Stored records:

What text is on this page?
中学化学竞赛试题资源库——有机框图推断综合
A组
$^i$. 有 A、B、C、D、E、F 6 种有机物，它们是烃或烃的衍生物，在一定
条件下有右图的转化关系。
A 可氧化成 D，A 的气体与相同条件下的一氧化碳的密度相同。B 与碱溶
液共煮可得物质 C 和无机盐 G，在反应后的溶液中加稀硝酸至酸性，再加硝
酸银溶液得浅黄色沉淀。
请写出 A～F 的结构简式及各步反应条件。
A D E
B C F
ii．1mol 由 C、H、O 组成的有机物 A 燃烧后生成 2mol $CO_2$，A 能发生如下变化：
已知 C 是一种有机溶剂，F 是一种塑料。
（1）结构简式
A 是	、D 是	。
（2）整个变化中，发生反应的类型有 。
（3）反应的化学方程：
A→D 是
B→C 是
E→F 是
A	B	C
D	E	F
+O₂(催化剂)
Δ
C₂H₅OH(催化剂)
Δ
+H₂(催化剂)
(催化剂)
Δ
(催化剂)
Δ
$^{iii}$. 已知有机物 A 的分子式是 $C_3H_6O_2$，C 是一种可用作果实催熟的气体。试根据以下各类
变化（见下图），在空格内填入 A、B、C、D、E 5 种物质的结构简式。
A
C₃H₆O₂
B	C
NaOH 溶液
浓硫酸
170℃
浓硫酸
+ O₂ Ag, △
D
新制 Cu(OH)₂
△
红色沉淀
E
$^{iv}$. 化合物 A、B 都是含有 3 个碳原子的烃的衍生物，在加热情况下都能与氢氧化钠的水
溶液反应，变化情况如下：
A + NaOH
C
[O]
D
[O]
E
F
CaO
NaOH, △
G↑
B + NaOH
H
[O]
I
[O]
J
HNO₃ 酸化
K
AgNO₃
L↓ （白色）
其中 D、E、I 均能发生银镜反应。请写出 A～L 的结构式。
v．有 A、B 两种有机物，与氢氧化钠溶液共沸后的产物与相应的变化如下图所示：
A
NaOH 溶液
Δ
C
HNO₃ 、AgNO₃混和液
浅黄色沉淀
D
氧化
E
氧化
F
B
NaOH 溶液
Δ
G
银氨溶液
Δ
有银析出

Task requirements> The records above should be duplicated in full, exactly as given.

Output>
What text is on this page?
中学化学竞赛试题资源库——有机框图推断综合
A组
$^i$. 有 A、B、C、D、E、F 6 种有机物，它们是烃或烃的衍生物，在一定
条件下有右图的转化关系。
A 可氧化成 D，A 的气体与相同条件下的一氧化碳的密度相同。B 与碱溶
液共煮可得物质 C 和无机盐 G，在反应后的溶液中加稀硝酸至酸性，再加硝
酸银溶液得浅黄色沉淀。
请写出 A～F 的结构简式及各步反应条件。
A D E
B C F
ii．1mol 由 C、H、O 组成的有机物 A 燃烧后生成 2mol $CO_2$，A 能发生如下变化：
已知 C 是一种有机溶剂，F 是一种塑料。
（1）结构简式
A 是	、D 是	。
（2）整个变化中，发生反应的类型有 。
（3）反应的化学方程：
A→D 是
B→C 是
E→F 是
A	B	C
D	E	F
+O₂(催化剂)
Δ
C₂H₅OH(催化剂)
Δ
+H₂(催化剂)
(催化剂)
Δ
(催化剂)
Δ
$^{iii}$. 已知有机物 A 的分子式是 $C_3H_6O_2$，C 是一种可用作果实催熟的气体。试根据以下各类
变化（见下图），在空格内填入 A、B、C、D、E 5 种物质的结构简式。
A
C₃H₆O₂
B	C
NaOH 溶液
浓硫酸
170℃
浓硫酸
+ O₂ Ag, △
D
新制 Cu(OH)₂
△
红色沉淀
E
$^{iv}$. 化合物 A、B 都是含有 3 个碳原子的烃的衍生物，在加热情况下都能与氢氧化钠的水
溶液反应，变化情况如下：
A + NaOH
C
[O]
D
[O]
E
F
CaO
NaOH, △
G↑
B + NaOH
H
[O]
I
[O]
J
HNO₃ 酸化
K
AgNO₃
L↓ （白色）
其中 D、E、I 均能发生银镜反应。请写出 A～L 的结构式。
v．有 A、B 两种有机物，与氢氧化钠溶液共沸后的产物与相应的变化如下图所示：
A
NaOH 溶液
Δ
C
HNO₃ 、AgNO₃混和液
浅黄色沉淀
D
氧化
E
氧化
F
B
NaOH 溶液
Δ
G
银氨溶液
Δ
有银析出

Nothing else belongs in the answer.